Your task:
Retype all the entries word for word, but omit the pictures.

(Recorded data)
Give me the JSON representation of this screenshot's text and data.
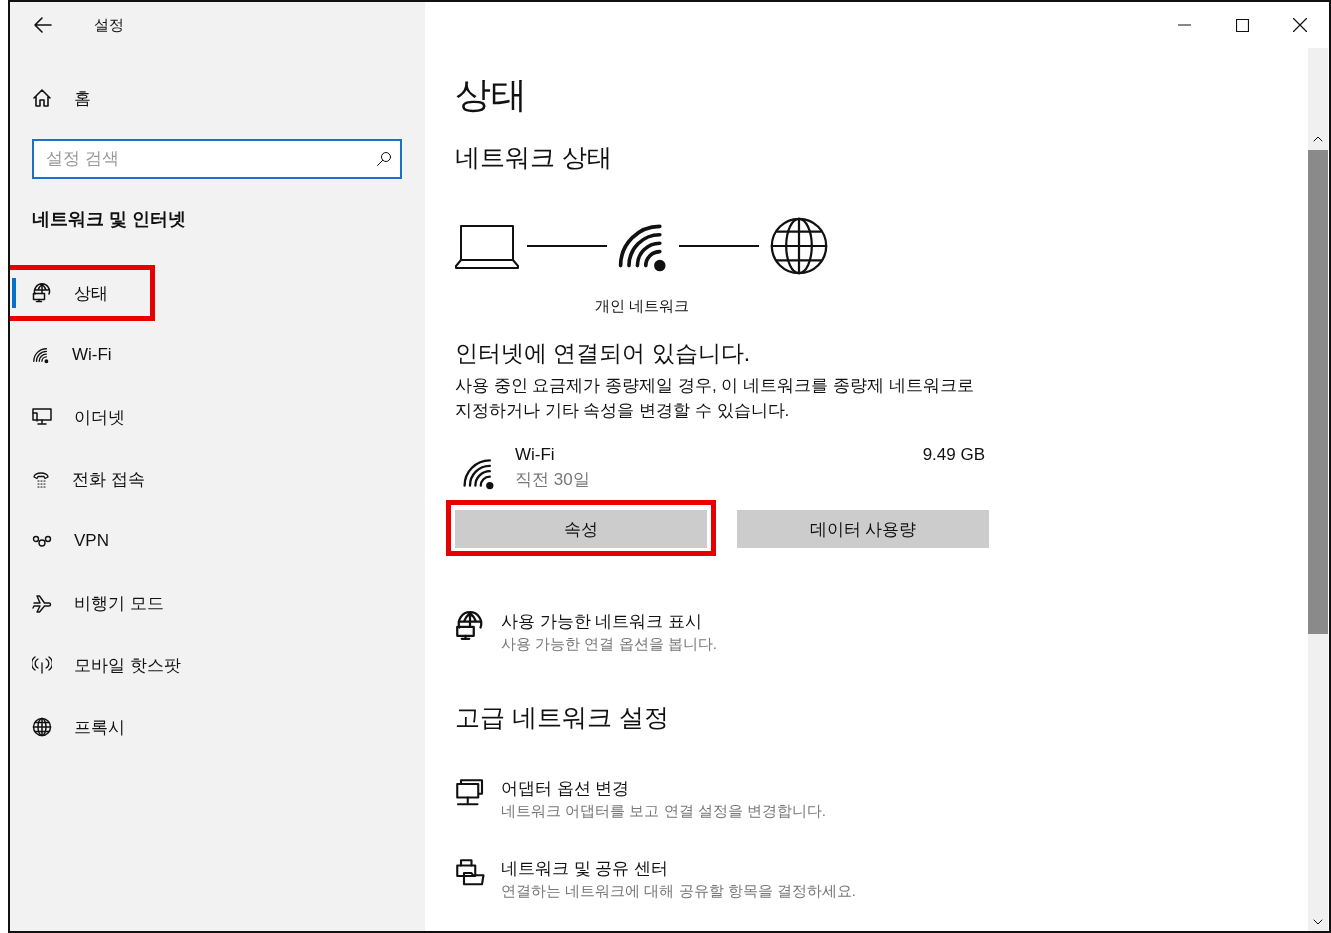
{
  "window": {
    "title": "설정"
  },
  "sidebar": {
    "home": "홈",
    "search": {
      "placeholder": "설정 검색"
    },
    "section": "네트워크 및 인터넷",
    "items": [
      {
        "label": "상태",
        "selected": true,
        "highlighted": true
      },
      {
        "label": "Wi-Fi",
        "selected": false,
        "highlighted": false
      },
      {
        "label": "이더넷",
        "selected": false,
        "highlighted": false
      },
      {
        "label": "전화 접속",
        "selected": false,
        "highlighted": false
      },
      {
        "label": "VPN",
        "selected": false,
        "highlighted": false
      },
      {
        "label": "비행기 모드",
        "selected": false,
        "highlighted": false
      },
      {
        "label": "모바일 핫스팟",
        "selected": false,
        "highlighted": false
      },
      {
        "label": "프록시",
        "selected": false,
        "highlighted": false
      }
    ]
  },
  "content": {
    "title": "상태",
    "network_status": {
      "heading": "네트워크 상태",
      "network_label": "개인 네트워크",
      "connection": "인터넷에 연결되어 있습니다.",
      "description": "사용 중인 요금제가 종량제일 경우, 이 네트워크를 종량제 네트워크로 지정하거나 기타 속성을 변경할 수 있습니다.",
      "adapter": {
        "name": "Wi-Fi",
        "period": "직전 30일",
        "usage": "9.49 GB"
      },
      "buttons": [
        {
          "label": "속성",
          "highlighted": true
        },
        {
          "label": "데이터 사용량",
          "highlighted": false
        }
      ]
    },
    "links": [
      {
        "title": "사용 가능한 네트워크 표시",
        "subtitle": "사용 가능한 연결 옵션을 봅니다."
      }
    ],
    "advanced": {
      "heading": "고급 네트워크 설정",
      "links": [
        {
          "title": "어댑터 옵션 변경",
          "subtitle": "네트워크 어댑터를 보고 연결 설정을 변경합니다."
        },
        {
          "title": "네트워크 및 공유 센터",
          "subtitle": "연결하는 네트워크에 대해 공유할 항목을 결정하세요."
        }
      ]
    }
  }
}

Response below:
Give me the JSON representation of this screenshot's text and data.
{
  "window": {
    "title": "설정"
  },
  "sidebar": {
    "home": "홈",
    "search": {
      "placeholder": "설정 검색"
    },
    "section": "네트워크 및 인터넷",
    "items": [
      {
        "label": "상태",
        "selected": true,
        "highlighted": true
      },
      {
        "label": "Wi-Fi",
        "selected": false,
        "highlighted": false
      },
      {
        "label": "이더넷",
        "selected": false,
        "highlighted": false
      },
      {
        "label": "전화 접속",
        "selected": false,
        "highlighted": false
      },
      {
        "label": "VPN",
        "selected": false,
        "highlighted": false
      },
      {
        "label": "비행기 모드",
        "selected": false,
        "highlighted": false
      },
      {
        "label": "모바일 핫스팟",
        "selected": false,
        "highlighted": false
      },
      {
        "label": "프록시",
        "selected": false,
        "highlighted": false
      }
    ]
  },
  "content": {
    "title": "상태",
    "network_status": {
      "heading": "네트워크 상태",
      "network_label": "개인 네트워크",
      "connection": "인터넷에 연결되어 있습니다.",
      "description": "사용 중인 요금제가 종량제일 경우, 이 네트워크를 종량제 네트워크로 지정하거나 기타 속성을 변경할 수 있습니다.",
      "adapter": {
        "name": "Wi-Fi",
        "period": "직전 30일",
        "usage": "9.49 GB"
      },
      "buttons": [
        {
          "label": "속성",
          "highlighted": true
        },
        {
          "label": "데이터 사용량",
          "highlighted": false
        }
      ]
    },
    "links": [
      {
        "title": "사용 가능한 네트워크 표시",
        "subtitle": "사용 가능한 연결 옵션을 봅니다."
      }
    ],
    "advanced": {
      "heading": "고급 네트워크 설정",
      "links": [
        {
          "title": "어댑터 옵션 변경",
          "subtitle": "네트워크 어댑터를 보고 연결 설정을 변경합니다."
        },
        {
          "title": "네트워크 및 공유 센터",
          "subtitle": "연결하는 네트워크에 대해 공유할 항목을 결정하세요."
        }
      ]
    }
  }
}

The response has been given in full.